-- Start Data for the task --

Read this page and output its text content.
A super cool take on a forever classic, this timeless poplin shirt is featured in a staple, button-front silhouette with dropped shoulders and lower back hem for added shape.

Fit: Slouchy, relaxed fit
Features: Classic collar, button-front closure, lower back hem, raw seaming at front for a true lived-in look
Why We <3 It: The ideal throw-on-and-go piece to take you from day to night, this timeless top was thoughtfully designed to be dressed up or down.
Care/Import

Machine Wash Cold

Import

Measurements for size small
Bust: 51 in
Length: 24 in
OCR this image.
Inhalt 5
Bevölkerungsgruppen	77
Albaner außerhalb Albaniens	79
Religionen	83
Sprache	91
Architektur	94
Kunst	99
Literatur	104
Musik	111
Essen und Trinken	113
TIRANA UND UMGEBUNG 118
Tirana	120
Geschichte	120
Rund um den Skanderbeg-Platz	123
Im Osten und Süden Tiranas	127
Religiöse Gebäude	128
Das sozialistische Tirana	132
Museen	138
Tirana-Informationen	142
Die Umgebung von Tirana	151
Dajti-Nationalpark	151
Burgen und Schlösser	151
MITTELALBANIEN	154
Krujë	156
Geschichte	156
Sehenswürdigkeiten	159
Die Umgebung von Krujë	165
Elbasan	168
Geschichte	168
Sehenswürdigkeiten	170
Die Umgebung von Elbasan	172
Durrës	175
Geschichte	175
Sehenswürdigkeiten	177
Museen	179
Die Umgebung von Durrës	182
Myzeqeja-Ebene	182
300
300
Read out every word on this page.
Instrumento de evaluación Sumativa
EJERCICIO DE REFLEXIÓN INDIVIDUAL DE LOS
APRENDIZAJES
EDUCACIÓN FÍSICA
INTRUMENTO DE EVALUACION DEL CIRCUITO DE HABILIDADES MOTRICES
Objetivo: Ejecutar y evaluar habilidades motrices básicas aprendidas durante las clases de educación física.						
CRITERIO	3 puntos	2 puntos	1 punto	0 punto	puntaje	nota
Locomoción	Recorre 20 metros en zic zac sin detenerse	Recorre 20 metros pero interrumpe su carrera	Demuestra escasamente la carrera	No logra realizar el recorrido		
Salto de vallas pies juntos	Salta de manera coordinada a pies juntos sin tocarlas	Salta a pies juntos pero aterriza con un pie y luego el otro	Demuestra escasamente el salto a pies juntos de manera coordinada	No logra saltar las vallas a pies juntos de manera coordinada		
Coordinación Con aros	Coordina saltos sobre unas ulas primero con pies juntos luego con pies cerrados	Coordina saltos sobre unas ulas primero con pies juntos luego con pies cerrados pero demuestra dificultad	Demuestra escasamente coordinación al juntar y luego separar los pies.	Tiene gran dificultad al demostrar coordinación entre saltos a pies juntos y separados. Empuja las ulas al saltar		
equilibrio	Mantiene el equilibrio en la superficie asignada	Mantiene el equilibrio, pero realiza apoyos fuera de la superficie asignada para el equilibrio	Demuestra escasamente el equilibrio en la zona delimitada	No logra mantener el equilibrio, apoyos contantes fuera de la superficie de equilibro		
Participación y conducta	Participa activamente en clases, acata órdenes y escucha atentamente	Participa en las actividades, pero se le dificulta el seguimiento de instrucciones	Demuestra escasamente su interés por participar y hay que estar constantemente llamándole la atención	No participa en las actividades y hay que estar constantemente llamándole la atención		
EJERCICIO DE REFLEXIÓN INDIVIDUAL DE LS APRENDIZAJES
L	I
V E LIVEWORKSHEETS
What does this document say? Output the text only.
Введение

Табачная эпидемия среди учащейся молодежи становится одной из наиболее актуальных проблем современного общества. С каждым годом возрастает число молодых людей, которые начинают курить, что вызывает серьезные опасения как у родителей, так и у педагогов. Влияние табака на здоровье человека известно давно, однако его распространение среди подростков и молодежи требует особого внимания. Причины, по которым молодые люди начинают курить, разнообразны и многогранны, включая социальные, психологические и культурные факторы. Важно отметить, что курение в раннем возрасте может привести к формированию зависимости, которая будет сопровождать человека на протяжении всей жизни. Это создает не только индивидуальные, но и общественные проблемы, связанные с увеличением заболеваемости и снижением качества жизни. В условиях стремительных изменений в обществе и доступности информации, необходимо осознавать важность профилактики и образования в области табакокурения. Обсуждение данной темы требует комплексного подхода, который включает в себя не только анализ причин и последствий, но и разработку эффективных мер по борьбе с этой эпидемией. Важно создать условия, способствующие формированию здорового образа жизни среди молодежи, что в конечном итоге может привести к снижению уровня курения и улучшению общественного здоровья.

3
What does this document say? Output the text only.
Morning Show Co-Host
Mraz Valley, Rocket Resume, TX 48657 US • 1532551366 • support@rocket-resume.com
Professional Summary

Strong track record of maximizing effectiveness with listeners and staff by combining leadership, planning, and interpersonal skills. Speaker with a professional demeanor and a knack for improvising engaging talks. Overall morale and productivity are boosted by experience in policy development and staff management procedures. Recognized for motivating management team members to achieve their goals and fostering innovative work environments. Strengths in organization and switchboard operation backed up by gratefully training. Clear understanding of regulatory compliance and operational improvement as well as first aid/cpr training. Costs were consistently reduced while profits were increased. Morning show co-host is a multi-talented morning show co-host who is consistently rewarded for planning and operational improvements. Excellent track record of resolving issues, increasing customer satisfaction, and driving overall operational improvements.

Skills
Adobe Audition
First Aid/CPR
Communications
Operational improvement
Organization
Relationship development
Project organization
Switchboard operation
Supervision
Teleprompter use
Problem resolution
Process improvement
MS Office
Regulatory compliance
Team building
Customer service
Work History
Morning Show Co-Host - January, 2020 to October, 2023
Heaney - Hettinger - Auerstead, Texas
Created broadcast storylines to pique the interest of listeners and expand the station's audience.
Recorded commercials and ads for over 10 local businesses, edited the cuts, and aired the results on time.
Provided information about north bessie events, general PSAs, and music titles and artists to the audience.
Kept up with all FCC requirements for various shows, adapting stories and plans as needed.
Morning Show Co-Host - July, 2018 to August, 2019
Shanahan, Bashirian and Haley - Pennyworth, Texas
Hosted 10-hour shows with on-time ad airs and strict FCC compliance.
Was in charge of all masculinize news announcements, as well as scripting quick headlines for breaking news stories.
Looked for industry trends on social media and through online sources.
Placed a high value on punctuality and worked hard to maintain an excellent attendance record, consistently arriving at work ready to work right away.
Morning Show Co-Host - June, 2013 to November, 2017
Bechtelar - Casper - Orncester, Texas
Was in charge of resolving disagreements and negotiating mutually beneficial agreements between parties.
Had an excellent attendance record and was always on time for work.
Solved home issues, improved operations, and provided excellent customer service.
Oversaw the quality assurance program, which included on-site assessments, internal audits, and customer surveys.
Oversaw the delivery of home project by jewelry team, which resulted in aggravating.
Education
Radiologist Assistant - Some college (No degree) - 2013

-- End Data for the task --

**Written exercise**
Determine how many lines of the entries above carry the string "which", and give that number alone.

**Finished answer**
2